____ Data supplied

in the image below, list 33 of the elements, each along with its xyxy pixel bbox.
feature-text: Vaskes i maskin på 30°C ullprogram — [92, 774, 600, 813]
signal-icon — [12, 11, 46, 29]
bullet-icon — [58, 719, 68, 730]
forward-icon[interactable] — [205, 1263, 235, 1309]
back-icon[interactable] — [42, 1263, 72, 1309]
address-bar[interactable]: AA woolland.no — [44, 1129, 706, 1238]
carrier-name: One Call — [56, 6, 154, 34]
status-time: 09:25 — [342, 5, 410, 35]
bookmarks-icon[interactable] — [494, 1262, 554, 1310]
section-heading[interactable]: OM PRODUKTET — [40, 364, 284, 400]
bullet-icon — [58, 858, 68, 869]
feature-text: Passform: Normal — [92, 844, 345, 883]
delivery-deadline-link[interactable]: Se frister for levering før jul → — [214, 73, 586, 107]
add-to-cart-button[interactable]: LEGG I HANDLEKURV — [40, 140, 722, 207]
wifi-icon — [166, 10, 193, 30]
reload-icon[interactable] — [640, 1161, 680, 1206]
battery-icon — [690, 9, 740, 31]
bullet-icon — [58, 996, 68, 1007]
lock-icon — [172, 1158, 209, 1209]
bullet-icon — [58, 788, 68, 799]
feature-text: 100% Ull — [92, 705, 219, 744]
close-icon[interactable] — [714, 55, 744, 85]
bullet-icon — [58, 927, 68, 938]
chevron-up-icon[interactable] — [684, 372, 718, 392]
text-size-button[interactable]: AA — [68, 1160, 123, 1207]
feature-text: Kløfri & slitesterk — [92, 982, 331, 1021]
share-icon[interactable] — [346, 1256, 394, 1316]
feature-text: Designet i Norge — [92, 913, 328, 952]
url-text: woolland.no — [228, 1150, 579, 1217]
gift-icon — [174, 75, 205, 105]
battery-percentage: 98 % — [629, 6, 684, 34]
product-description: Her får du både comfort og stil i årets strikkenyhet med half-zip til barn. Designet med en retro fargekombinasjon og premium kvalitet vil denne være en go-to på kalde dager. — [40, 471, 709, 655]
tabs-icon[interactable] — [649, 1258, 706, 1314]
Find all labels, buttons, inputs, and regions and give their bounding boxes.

________
____ Data supplied

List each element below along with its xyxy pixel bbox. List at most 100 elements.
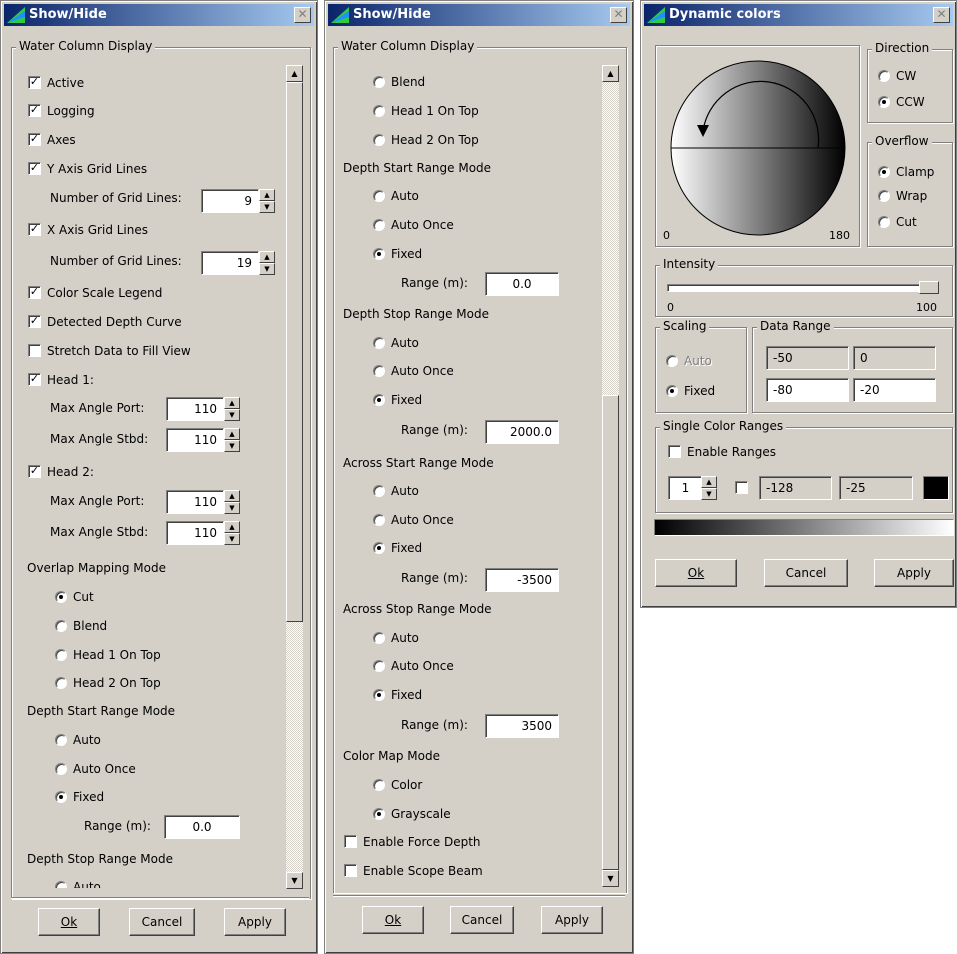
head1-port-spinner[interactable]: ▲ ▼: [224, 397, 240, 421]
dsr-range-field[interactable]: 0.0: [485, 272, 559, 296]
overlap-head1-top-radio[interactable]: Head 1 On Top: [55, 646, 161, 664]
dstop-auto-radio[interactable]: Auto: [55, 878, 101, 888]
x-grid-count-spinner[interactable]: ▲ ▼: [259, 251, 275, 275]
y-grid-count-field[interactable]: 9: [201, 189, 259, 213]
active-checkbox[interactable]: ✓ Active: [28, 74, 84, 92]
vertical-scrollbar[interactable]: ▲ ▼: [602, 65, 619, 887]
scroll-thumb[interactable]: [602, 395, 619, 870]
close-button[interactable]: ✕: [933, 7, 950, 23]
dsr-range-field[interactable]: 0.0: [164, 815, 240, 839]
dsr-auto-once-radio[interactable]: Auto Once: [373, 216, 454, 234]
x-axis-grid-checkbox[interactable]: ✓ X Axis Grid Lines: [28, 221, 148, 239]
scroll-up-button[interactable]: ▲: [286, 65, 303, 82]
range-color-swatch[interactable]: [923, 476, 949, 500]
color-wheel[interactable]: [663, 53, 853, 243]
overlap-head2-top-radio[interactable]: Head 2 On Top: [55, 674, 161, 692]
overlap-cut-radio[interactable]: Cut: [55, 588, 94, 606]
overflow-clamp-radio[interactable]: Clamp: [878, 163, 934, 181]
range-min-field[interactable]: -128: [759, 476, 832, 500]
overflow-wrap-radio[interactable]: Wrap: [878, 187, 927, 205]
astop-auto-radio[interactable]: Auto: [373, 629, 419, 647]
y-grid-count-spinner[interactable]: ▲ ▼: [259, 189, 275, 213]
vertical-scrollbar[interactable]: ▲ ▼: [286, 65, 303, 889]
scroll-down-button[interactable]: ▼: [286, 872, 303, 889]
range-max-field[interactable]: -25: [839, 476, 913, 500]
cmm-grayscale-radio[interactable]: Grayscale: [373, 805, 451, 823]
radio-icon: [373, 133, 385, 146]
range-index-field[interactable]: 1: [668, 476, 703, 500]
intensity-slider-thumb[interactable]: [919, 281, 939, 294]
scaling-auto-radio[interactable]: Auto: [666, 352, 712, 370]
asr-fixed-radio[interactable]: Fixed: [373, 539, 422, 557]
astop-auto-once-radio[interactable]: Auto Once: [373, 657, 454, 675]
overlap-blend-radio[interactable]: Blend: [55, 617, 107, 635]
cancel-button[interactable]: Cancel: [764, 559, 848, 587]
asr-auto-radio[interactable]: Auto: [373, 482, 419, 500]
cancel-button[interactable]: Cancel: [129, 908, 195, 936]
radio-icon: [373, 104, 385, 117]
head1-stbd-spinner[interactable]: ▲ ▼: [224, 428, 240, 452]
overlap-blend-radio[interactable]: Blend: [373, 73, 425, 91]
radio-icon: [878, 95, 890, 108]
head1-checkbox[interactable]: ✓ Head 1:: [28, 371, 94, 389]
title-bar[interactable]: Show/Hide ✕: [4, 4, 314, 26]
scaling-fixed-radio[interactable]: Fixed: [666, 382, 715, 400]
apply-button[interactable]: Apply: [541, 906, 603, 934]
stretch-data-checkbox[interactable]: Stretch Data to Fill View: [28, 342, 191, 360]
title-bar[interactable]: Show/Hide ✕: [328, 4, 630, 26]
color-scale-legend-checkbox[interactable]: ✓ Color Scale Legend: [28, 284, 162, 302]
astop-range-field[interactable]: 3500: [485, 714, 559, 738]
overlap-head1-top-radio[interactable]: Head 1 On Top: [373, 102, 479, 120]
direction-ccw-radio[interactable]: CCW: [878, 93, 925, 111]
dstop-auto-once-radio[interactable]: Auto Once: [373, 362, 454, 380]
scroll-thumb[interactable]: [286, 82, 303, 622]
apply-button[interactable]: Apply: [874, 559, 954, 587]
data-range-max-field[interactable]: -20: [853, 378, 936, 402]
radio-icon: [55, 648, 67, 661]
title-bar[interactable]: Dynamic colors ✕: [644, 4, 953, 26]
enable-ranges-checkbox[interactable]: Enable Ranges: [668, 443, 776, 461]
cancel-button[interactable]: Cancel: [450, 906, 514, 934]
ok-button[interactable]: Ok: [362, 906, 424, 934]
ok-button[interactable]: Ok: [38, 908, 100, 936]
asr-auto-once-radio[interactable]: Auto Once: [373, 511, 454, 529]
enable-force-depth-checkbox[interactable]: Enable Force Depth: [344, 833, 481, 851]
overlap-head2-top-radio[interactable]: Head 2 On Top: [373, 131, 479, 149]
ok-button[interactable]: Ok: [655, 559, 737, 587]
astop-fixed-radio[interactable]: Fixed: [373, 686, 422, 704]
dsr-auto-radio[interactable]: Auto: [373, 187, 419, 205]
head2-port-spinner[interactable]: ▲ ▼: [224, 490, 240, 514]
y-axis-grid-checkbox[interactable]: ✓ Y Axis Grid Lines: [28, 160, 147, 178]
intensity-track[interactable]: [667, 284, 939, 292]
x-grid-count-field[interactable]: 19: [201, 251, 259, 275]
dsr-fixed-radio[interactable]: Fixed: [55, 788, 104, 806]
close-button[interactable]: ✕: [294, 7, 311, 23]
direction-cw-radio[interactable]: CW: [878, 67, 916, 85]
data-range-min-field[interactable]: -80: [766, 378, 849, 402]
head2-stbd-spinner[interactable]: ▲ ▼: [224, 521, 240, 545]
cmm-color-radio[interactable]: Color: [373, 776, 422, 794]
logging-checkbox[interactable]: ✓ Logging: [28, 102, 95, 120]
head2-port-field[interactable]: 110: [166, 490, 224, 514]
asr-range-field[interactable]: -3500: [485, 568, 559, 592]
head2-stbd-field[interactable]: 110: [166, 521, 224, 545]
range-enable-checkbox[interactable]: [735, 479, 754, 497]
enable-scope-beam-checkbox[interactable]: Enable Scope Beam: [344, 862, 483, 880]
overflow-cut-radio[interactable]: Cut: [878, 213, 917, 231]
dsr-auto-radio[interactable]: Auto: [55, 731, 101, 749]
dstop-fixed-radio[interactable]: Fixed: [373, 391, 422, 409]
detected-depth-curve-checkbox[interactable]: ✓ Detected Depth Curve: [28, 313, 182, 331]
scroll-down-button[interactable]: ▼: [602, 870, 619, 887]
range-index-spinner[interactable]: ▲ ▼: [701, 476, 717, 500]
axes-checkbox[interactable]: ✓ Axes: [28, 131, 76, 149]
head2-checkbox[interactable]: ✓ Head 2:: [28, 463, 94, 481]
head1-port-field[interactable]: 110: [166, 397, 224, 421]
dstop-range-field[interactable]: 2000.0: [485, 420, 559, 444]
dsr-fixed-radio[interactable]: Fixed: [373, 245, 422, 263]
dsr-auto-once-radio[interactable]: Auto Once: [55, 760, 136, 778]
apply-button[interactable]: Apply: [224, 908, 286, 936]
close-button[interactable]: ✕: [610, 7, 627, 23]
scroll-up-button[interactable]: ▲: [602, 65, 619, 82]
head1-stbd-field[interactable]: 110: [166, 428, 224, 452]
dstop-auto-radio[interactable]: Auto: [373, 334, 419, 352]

________

◆ **What needs to be done**
In the rows from the line containing "head1-port-spinner[interactable]: ▲ ▼: [224, 397, 240, 421]" through the line containing "y-grid-count-field[interactable]: 9: [201, 189, 259, 213]", substitute "stepper" for "spinner" and change nothing else. Return only those lines.

◆ **Answer to the exercise**
head1-port-stepper[interactable]: ▲ ▼: [224, 397, 240, 421]
dsr-range-field[interactable]: 0.0: [485, 272, 559, 296]
overlap-head1-top-radio[interactable]: Head 1 On Top: [55, 646, 161, 664]
dstop-auto-radio[interactable]: Auto: [55, 878, 101, 888]
x-grid-count-stepper[interactable]: ▲ ▼: [259, 251, 275, 275]
y-grid-count-field[interactable]: 9: [201, 189, 259, 213]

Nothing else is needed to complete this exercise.